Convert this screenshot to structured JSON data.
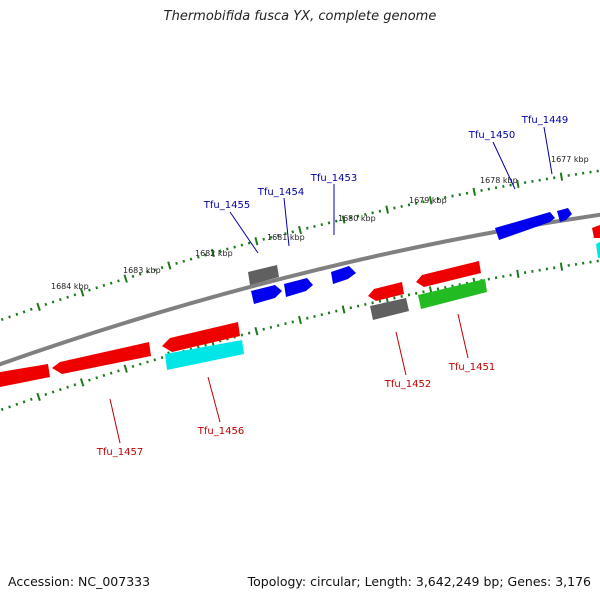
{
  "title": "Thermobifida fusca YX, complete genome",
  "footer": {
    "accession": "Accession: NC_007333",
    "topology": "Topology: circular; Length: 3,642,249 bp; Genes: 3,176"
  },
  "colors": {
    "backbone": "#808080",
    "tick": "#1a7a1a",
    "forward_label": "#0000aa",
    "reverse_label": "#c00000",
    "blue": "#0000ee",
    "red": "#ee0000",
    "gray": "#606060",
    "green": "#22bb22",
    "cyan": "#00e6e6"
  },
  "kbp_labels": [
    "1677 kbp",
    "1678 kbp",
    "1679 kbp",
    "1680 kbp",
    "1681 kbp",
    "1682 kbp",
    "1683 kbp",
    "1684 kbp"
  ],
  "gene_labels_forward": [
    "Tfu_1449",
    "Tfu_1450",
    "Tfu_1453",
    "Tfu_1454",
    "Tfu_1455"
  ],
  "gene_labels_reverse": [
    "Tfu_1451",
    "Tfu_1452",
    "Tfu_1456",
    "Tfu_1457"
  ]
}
★ ★ ★
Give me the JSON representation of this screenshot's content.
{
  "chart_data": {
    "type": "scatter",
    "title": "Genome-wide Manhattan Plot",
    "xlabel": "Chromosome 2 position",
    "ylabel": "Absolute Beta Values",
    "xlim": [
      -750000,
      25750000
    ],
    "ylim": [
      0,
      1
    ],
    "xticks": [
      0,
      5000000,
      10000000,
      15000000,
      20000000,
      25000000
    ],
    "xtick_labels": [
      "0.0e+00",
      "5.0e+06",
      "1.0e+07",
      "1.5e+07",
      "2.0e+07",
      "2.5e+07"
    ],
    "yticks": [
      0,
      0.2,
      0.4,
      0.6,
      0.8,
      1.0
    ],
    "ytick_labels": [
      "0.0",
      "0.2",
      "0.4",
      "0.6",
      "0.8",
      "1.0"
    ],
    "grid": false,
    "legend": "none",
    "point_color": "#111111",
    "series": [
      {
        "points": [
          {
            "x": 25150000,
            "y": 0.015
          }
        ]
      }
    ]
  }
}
★ ★ ★
WHAT THE TASK REQUIRES. With the string "title" as the key, filter the data above and show the lines that match.

TASK RESPONSE.
  "title": "Thermobifida fusca YX, complete genome",
    "title": "Genome-wide Manhattan Plot",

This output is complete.